INSTRUCTION: Read the records below. Copy each line where the string "title" occurs.

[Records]
◇ ◇ ◇ ◇

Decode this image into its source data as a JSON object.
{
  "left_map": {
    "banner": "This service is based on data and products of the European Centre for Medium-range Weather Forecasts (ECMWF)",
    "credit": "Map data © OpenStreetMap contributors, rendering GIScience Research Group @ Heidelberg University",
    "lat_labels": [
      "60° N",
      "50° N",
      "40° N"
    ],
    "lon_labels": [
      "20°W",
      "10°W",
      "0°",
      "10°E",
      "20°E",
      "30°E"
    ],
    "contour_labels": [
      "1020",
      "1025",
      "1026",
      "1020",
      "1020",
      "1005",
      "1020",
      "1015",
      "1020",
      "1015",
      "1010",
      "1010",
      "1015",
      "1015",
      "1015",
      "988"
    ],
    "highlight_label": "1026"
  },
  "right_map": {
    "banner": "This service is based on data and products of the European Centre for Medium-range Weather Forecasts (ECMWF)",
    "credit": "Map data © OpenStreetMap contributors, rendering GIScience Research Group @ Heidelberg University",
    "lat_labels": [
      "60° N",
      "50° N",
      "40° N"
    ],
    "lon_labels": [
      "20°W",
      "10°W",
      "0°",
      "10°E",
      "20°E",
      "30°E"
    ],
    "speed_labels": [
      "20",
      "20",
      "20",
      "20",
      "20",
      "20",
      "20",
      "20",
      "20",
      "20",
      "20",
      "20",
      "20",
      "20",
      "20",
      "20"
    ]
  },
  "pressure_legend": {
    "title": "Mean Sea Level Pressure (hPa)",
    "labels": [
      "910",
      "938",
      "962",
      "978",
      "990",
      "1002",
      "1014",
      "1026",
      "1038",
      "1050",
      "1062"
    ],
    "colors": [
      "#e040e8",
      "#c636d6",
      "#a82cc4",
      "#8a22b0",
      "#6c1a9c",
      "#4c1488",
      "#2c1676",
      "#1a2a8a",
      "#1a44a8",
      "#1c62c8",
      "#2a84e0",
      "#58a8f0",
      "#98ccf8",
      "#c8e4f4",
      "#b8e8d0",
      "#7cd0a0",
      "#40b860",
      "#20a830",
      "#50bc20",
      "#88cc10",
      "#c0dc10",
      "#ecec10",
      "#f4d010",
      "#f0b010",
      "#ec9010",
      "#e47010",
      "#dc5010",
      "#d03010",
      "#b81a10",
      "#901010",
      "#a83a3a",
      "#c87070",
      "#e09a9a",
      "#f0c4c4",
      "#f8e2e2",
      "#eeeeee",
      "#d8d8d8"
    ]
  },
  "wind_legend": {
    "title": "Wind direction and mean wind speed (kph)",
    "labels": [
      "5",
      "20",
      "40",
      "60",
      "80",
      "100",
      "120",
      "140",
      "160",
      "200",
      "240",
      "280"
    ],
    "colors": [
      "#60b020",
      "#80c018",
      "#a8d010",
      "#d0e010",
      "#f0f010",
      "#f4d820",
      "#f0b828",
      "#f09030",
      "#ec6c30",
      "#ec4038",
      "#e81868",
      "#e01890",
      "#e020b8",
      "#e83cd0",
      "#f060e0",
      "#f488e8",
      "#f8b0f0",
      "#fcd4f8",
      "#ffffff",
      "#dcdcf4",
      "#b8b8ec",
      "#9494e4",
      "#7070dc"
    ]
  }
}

◇ ◇ ◇ ◇

SOLUTION TO THE EXERCISE:
    "title": "Mean Sea Level Pressure (hPa)",
    "title": "Wind direction and mean wind speed (kph)",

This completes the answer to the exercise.